▸ **The records**
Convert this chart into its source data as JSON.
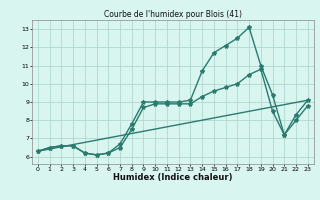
{
  "title": "Courbe de l'humidex pour Blois (41)",
  "xlabel": "Humidex (Indice chaleur)",
  "bg_color": "#d8f5f0",
  "grid_color": "#b0d8d0",
  "line_color": "#2a7a6e",
  "xlim": [
    -0.5,
    23.5
  ],
  "ylim": [
    5.6,
    13.5
  ],
  "xticks": [
    0,
    1,
    2,
    3,
    4,
    5,
    6,
    7,
    8,
    9,
    10,
    11,
    12,
    13,
    14,
    15,
    16,
    17,
    18,
    19,
    20,
    21,
    22,
    23
  ],
  "yticks": [
    6,
    7,
    8,
    9,
    10,
    11,
    12,
    13
  ],
  "series1_x": [
    0,
    1,
    2,
    3,
    4,
    5,
    6,
    7,
    8,
    9,
    10,
    11,
    12,
    13,
    14,
    15,
    16,
    17,
    18,
    19,
    20,
    21,
    22,
    23
  ],
  "series1_y": [
    6.3,
    6.5,
    6.6,
    6.6,
    6.2,
    6.1,
    6.2,
    6.7,
    7.8,
    9.0,
    9.0,
    9.0,
    9.0,
    9.1,
    10.7,
    11.7,
    12.1,
    12.5,
    13.1,
    11.0,
    9.4,
    7.2,
    8.3,
    9.1
  ],
  "series2_x": [
    0,
    1,
    2,
    3,
    4,
    5,
    6,
    7,
    8,
    9,
    10,
    11,
    12,
    13,
    14,
    15,
    16,
    17,
    18,
    19,
    20,
    21,
    22,
    23
  ],
  "series2_y": [
    6.3,
    6.5,
    6.6,
    6.6,
    6.2,
    6.1,
    6.2,
    6.5,
    7.5,
    8.7,
    8.9,
    8.9,
    8.9,
    8.9,
    9.3,
    9.6,
    9.8,
    10.0,
    10.5,
    10.8,
    8.5,
    7.2,
    8.0,
    8.8
  ],
  "series3_x": [
    0,
    23
  ],
  "series3_y": [
    6.3,
    9.1
  ],
  "marker": "*",
  "markersize": 3,
  "linewidth": 1.0,
  "title_fontsize": 5.5,
  "xlabel_fontsize": 6,
  "tick_fontsize": 4.5
}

▸ **What you have to do**
Without the pictures, return the entries exactly as they appear.

▸ **Response to this task**
Convert this chart into its source data as JSON.
{
  "title": "Courbe de l'humidex pour Blois (41)",
  "xlabel": "Humidex (Indice chaleur)",
  "bg_color": "#d8f5f0",
  "grid_color": "#b0d8d0",
  "line_color": "#2a7a6e",
  "xlim": [
    -0.5,
    23.5
  ],
  "ylim": [
    5.6,
    13.5
  ],
  "xticks": [
    0,
    1,
    2,
    3,
    4,
    5,
    6,
    7,
    8,
    9,
    10,
    11,
    12,
    13,
    14,
    15,
    16,
    17,
    18,
    19,
    20,
    21,
    22,
    23
  ],
  "yticks": [
    6,
    7,
    8,
    9,
    10,
    11,
    12,
    13
  ],
  "series1_x": [
    0,
    1,
    2,
    3,
    4,
    5,
    6,
    7,
    8,
    9,
    10,
    11,
    12,
    13,
    14,
    15,
    16,
    17,
    18,
    19,
    20,
    21,
    22,
    23
  ],
  "series1_y": [
    6.3,
    6.5,
    6.6,
    6.6,
    6.2,
    6.1,
    6.2,
    6.7,
    7.8,
    9.0,
    9.0,
    9.0,
    9.0,
    9.1,
    10.7,
    11.7,
    12.1,
    12.5,
    13.1,
    11.0,
    9.4,
    7.2,
    8.3,
    9.1
  ],
  "series2_x": [
    0,
    1,
    2,
    3,
    4,
    5,
    6,
    7,
    8,
    9,
    10,
    11,
    12,
    13,
    14,
    15,
    16,
    17,
    18,
    19,
    20,
    21,
    22,
    23
  ],
  "series2_y": [
    6.3,
    6.5,
    6.6,
    6.6,
    6.2,
    6.1,
    6.2,
    6.5,
    7.5,
    8.7,
    8.9,
    8.9,
    8.9,
    8.9,
    9.3,
    9.6,
    9.8,
    10.0,
    10.5,
    10.8,
    8.5,
    7.2,
    8.0,
    8.8
  ],
  "series3_x": [
    0,
    23
  ],
  "series3_y": [
    6.3,
    9.1
  ],
  "marker": "*",
  "markersize": 3,
  "linewidth": 1.0,
  "title_fontsize": 5.5,
  "xlabel_fontsize": 6,
  "tick_fontsize": 4.5
}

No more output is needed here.